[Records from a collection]
- - - - - - -

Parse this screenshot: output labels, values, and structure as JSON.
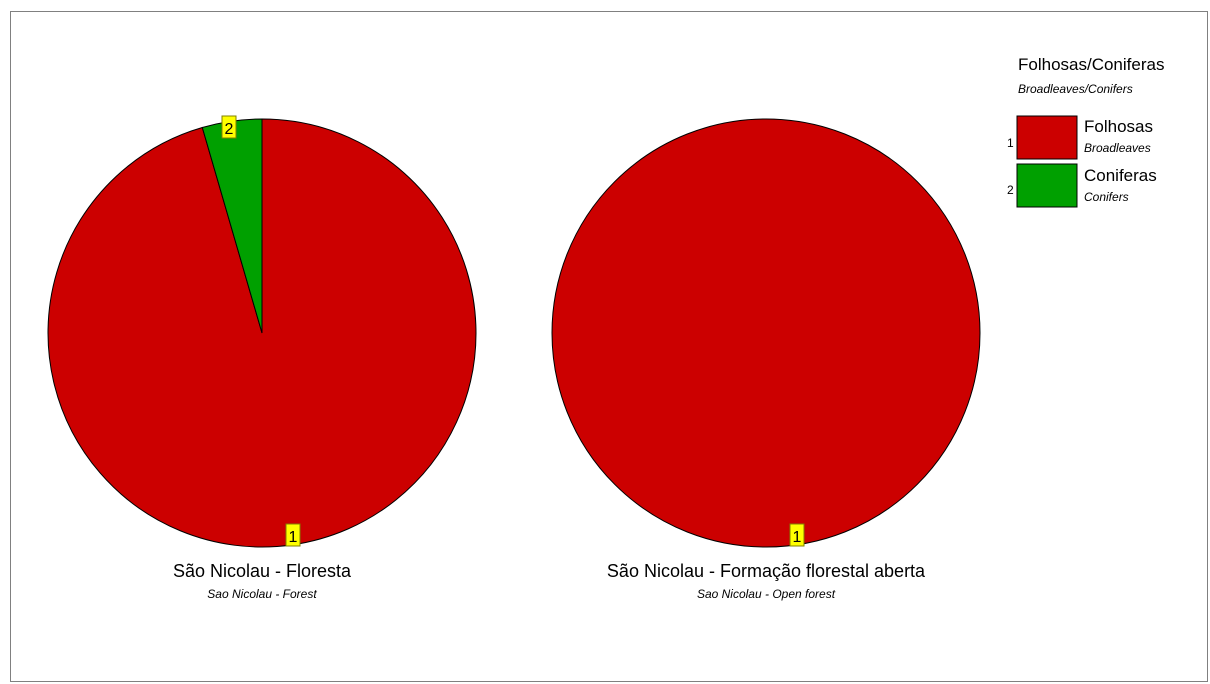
{
  "legend": {
    "title": "Folhosas/Coniferas",
    "subtitle": "Broadleaves/Conifers",
    "items": [
      {
        "num": "1",
        "label": "Folhosas",
        "sublabel": "Broadleaves",
        "color": "#cc0000"
      },
      {
        "num": "2",
        "label": "Coniferas",
        "sublabel": "Conifers",
        "color": "#00a000"
      }
    ]
  },
  "chart_data": [
    {
      "type": "pie",
      "title": "São Nicolau  - Floresta",
      "subtitle": "Sao Nicolau - Forest",
      "slices": [
        {
          "id": "1",
          "value": 95.5,
          "color": "#cc0000"
        },
        {
          "id": "2",
          "value": 4.5,
          "color": "#00a000"
        }
      ]
    },
    {
      "type": "pie",
      "title": "São Nicolau - Formação florestal aberta",
      "subtitle": "Sao Nicolau - Open forest",
      "slices": [
        {
          "id": "1",
          "value": 100,
          "color": "#cc0000"
        }
      ]
    }
  ]
}
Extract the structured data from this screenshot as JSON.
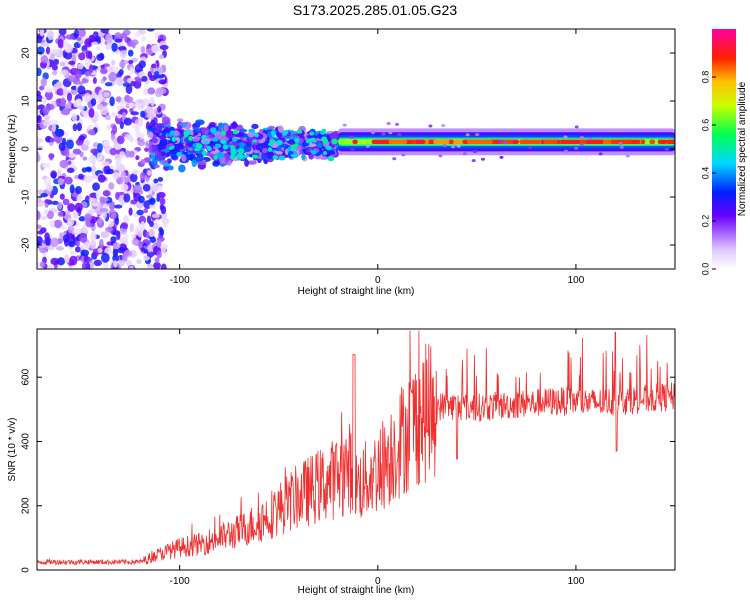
{
  "title": "S173.2025.285.01.05.G23",
  "chart_data": [
    {
      "type": "heatmap",
      "title": "S173.2025.285.01.05.G23",
      "xlabel": "Height of straight line (km)",
      "ylabel": "Frequency (Hz)",
      "xlim": [
        -172,
        150
      ],
      "ylim": [
        -25,
        25
      ],
      "xticks": [
        -100,
        0,
        100
      ],
      "yticks": [
        -20,
        -10,
        0,
        10,
        20
      ],
      "colorbar": {
        "label": "Normalized spectral amplitude",
        "range": [
          0,
          1
        ],
        "ticks": [
          "0.0",
          "0.2",
          "0.4",
          "0.6",
          "0.8"
        ]
      },
      "regions": [
        {
          "name": "noise",
          "x": [
            -172,
            -115
          ],
          "freq_spread": 25,
          "max_amplitude": 0.3
        },
        {
          "name": "onset",
          "x": [
            -115,
            -20
          ],
          "freq_center": 1,
          "freq_spread": 6,
          "max_amplitude": 0.5
        },
        {
          "name": "carrier",
          "x": [
            -20,
            150
          ],
          "freq_center": 1.5,
          "freq_spread": 1,
          "max_amplitude": 0.95
        }
      ]
    },
    {
      "type": "line",
      "xlabel": "Height of straight line (km)",
      "ylabel": "SNR (10 * v/v)",
      "xlim": [
        -172,
        150
      ],
      "ylim": [
        0,
        750
      ],
      "xticks": [
        -100,
        0,
        100
      ],
      "yticks": [
        0,
        200,
        400,
        600
      ],
      "series": [
        {
          "name": "SNR",
          "color": "#ee3030",
          "x": [
            -172,
            -120,
            -110,
            -100,
            -90,
            -80,
            -70,
            -60,
            -50,
            -40,
            -30,
            -20,
            -14,
            -10,
            0,
            10,
            20,
            30,
            40,
            50,
            60,
            70,
            80,
            90,
            100,
            110,
            120,
            130,
            140,
            150
          ],
          "y": [
            25,
            25,
            50,
            70,
            80,
            100,
            120,
            150,
            190,
            230,
            260,
            290,
            320,
            260,
            310,
            390,
            470,
            510,
            510,
            505,
            510,
            515,
            520,
            525,
            525,
            520,
            525,
            530,
            535,
            540
          ]
        }
      ]
    }
  ]
}
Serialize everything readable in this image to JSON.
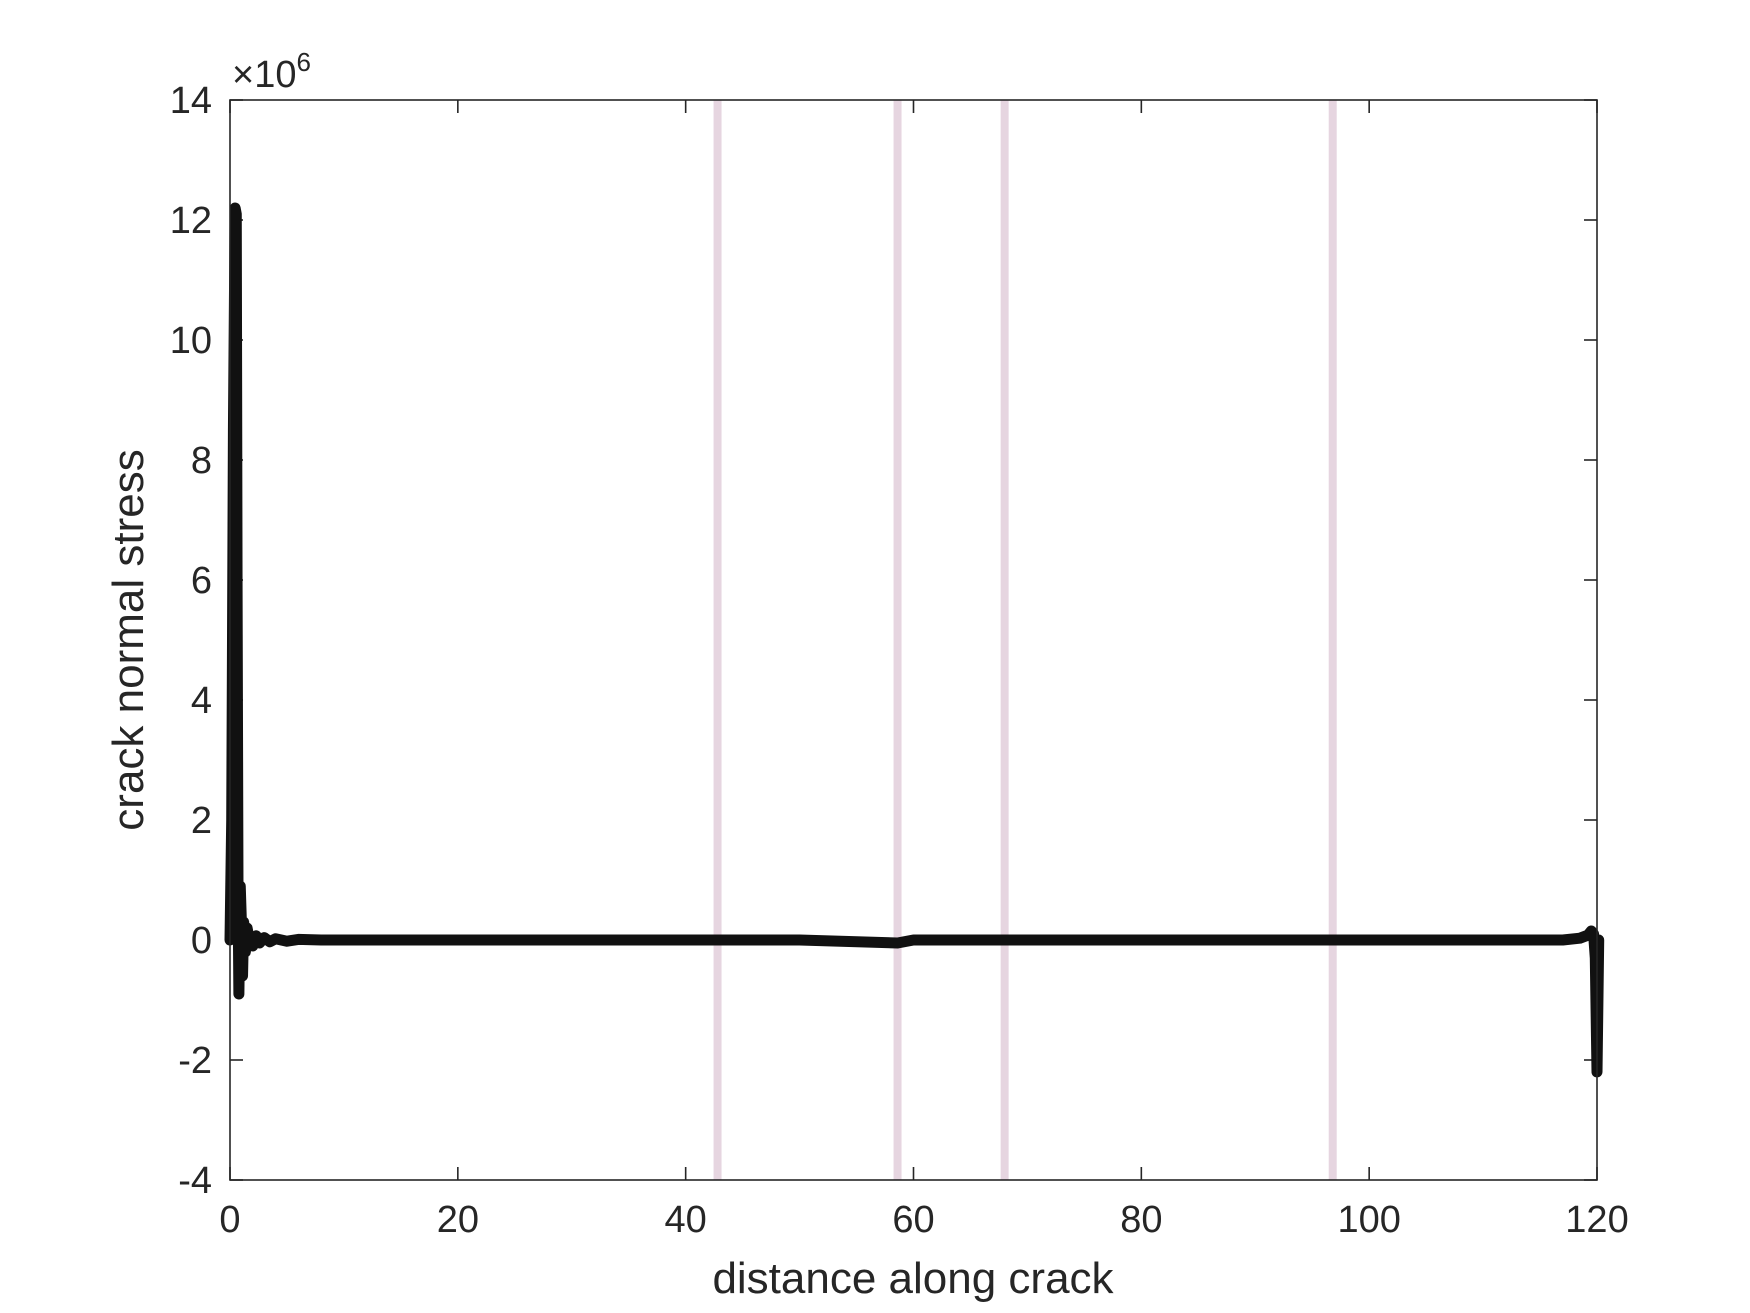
{
  "chart_data": {
    "type": "line",
    "title": "",
    "xlabel": "distance along crack",
    "ylabel": "crack normal stress",
    "y_exponent_label": "×10",
    "y_exponent_power": "6",
    "y_multiplier": 1000000,
    "xlim": [
      0,
      120
    ],
    "ylim": [
      -4,
      14
    ],
    "x_ticks": [
      0,
      20,
      40,
      60,
      80,
      100,
      120
    ],
    "y_ticks": [
      -4,
      -2,
      0,
      2,
      4,
      6,
      8,
      10,
      12,
      14
    ],
    "x_tick_labels": [
      "0",
      "20",
      "40",
      "60",
      "80",
      "100",
      "120"
    ],
    "y_tick_labels": [
      "-4",
      "-2",
      "0",
      "2",
      "4",
      "6",
      "8",
      "10",
      "12",
      "14"
    ],
    "grid": false,
    "vertical_markers": {
      "color": "#e6d5e0",
      "x": [
        42.8,
        58.6,
        68.0,
        96.8
      ]
    },
    "series": [
      {
        "color": "#111111",
        "x": [
          0,
          0.15,
          0.3,
          0.45,
          0.55,
          0.62,
          0.7,
          0.78,
          0.9,
          1.0,
          1.1,
          1.2,
          1.35,
          1.5,
          1.7,
          2.0,
          2.3,
          2.6,
          3.0,
          3.5,
          4.0,
          5.0,
          6.0,
          8.0,
          10,
          20,
          30,
          40,
          50,
          58.6,
          60,
          70,
          80,
          90,
          100,
          110,
          117,
          118.5,
          119.2,
          119.5,
          119.7,
          119.85,
          120.0,
          120.15
        ],
        "y": [
          0,
          2.0,
          8.5,
          12.2,
          12.1,
          6.0,
          1.0,
          -0.9,
          0.9,
          0.3,
          -0.6,
          0.3,
          -0.2,
          0.2,
          0.0,
          -0.1,
          0.07,
          -0.05,
          0.04,
          -0.03,
          0.02,
          -0.02,
          0.01,
          0.0,
          0.0,
          0.0,
          0.0,
          0.0,
          0.0,
          -0.05,
          0.0,
          0.0,
          0.0,
          0.0,
          0.0,
          0.0,
          0.0,
          0.03,
          0.08,
          0.15,
          0.1,
          -0.3,
          -2.2,
          0.0
        ]
      }
    ]
  }
}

- - - - - - -

All lines holding the word "Folhosas" should be picked out and copied.

    "title": "Folhosas/Coniferas",
        "label": "Folhosas",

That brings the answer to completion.